WORK TO BE COMPLETED:
Copy every line that mentions the word "Heliocentric".

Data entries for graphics
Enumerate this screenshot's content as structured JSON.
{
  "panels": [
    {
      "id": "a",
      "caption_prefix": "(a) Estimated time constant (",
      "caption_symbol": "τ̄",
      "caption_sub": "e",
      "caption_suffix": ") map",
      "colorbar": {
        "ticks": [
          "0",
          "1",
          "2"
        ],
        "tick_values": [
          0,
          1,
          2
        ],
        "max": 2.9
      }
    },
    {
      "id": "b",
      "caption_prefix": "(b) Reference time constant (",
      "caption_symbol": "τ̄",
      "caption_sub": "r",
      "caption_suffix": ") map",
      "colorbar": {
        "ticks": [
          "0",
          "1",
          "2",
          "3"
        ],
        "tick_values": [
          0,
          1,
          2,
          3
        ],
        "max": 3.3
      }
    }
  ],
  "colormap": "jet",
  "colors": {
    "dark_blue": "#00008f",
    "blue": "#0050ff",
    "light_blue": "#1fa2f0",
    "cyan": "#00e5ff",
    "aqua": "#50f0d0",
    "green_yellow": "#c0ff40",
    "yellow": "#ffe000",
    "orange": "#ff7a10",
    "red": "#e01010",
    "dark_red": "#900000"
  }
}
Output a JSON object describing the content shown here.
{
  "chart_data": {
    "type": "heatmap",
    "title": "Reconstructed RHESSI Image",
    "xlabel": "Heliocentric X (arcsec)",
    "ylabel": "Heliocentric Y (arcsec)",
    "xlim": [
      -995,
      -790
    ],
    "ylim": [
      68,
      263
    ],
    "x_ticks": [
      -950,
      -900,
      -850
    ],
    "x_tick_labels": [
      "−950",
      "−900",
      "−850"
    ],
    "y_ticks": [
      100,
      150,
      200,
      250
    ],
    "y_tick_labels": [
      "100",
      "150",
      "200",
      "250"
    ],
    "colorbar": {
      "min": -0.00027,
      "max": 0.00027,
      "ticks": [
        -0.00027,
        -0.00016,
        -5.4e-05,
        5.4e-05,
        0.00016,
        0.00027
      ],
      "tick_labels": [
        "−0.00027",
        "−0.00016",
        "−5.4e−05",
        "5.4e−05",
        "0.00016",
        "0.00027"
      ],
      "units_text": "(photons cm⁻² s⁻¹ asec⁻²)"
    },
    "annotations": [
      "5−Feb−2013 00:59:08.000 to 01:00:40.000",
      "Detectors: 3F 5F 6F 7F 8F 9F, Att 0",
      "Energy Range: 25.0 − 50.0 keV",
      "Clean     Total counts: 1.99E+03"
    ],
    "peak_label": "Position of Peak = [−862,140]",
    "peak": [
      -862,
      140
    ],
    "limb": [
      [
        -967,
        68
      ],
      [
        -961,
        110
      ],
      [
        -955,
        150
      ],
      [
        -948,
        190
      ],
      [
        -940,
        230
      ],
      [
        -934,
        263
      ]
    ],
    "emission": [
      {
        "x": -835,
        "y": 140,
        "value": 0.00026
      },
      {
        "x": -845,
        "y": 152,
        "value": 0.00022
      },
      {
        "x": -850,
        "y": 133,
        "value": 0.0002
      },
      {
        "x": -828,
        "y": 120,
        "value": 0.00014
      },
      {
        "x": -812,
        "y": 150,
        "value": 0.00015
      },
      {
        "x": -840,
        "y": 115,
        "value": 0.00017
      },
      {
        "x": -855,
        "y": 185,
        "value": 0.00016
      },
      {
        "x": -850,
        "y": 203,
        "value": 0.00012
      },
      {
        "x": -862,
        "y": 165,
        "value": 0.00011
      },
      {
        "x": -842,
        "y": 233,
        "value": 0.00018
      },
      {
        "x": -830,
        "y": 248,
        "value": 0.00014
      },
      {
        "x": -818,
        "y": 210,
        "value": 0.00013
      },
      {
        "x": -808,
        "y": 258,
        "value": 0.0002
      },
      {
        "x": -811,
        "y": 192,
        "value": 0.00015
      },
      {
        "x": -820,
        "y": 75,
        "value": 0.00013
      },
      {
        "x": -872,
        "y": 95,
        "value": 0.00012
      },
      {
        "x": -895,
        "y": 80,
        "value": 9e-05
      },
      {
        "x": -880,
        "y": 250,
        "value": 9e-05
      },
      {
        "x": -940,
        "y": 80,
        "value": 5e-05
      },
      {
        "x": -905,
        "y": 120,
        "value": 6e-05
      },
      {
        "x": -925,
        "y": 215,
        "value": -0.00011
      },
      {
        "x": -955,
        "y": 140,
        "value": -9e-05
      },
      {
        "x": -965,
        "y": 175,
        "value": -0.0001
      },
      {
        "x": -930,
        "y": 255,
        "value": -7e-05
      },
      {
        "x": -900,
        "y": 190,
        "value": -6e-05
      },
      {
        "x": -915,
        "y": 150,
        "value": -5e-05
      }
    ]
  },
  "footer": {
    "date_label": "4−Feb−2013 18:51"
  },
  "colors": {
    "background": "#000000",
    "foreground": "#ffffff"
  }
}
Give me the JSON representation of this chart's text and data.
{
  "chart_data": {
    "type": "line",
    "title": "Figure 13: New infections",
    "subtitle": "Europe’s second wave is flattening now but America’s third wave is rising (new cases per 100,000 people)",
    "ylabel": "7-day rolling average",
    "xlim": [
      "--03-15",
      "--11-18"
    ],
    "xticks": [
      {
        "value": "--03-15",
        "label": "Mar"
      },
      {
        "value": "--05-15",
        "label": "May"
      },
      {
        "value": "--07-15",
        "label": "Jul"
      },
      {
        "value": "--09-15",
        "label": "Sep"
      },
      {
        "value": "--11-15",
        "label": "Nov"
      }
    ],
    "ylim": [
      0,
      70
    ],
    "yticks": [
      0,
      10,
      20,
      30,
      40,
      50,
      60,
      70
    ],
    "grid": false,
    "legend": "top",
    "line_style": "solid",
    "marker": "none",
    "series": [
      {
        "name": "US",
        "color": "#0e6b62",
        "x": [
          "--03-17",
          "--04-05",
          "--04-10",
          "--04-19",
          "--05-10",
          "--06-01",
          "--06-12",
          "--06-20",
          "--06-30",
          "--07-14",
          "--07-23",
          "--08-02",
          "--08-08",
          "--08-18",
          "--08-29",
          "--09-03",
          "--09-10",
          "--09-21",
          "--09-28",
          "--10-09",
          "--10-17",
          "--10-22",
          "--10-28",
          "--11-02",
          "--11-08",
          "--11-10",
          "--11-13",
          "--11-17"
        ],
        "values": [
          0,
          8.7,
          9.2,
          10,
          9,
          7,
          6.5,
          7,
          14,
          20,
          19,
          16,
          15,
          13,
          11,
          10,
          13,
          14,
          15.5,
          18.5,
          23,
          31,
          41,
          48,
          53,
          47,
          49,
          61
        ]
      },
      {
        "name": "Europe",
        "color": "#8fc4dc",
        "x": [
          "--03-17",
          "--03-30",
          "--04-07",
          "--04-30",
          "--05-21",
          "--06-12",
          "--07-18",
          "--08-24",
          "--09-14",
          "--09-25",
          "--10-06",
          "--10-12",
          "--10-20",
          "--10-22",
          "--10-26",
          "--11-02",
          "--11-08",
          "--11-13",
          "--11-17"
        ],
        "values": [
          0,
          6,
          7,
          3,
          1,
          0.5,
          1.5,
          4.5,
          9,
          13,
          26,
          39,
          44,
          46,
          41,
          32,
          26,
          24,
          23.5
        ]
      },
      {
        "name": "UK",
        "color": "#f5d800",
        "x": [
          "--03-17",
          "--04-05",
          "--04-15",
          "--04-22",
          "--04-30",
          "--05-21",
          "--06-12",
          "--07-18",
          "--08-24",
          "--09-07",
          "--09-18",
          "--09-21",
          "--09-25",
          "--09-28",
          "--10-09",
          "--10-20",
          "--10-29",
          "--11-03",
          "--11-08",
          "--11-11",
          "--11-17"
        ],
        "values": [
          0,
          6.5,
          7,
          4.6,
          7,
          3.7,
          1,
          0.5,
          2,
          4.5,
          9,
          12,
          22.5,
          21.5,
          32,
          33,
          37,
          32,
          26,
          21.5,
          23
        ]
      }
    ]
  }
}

IN RESPONSE:
    "xlabel": "Heliocentric X (arcsec)",
    "ylabel": "Heliocentric Y (arcsec)",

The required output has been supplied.